» What you will do: Show all lines from the data that include the word "Críticas".

** Begin Extracted material **

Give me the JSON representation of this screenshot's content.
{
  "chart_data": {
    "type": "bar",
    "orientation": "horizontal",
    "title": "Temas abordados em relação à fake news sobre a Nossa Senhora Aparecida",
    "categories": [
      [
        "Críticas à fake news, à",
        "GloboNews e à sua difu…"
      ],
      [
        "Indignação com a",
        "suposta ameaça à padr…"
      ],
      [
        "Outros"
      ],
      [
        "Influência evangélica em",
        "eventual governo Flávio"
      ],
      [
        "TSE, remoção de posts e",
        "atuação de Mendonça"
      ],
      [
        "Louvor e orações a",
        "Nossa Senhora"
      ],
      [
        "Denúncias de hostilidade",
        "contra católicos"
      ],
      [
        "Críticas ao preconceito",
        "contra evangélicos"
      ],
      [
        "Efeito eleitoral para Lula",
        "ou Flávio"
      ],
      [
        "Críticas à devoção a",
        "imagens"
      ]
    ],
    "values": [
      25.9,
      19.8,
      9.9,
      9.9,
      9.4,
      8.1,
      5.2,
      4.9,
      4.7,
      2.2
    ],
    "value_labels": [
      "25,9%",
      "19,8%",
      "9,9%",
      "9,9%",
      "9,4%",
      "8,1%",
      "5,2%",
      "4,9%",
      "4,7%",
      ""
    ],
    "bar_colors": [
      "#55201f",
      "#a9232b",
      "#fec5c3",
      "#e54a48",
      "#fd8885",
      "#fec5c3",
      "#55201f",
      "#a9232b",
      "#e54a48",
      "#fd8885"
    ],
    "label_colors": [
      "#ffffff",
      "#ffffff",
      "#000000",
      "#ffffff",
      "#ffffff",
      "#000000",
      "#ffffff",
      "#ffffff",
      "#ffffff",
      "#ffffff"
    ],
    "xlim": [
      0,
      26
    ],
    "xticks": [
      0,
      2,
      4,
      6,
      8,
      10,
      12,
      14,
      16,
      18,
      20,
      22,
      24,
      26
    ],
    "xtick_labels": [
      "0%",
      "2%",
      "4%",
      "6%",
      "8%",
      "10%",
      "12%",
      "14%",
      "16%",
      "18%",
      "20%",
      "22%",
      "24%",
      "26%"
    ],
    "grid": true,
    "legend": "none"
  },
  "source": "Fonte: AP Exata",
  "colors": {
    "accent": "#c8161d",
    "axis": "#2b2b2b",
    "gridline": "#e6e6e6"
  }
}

** End Extracted material **

» Task solution:
        "Críticas à fake news, à",
        "Críticas ao preconceito",
        "Críticas à devoção a",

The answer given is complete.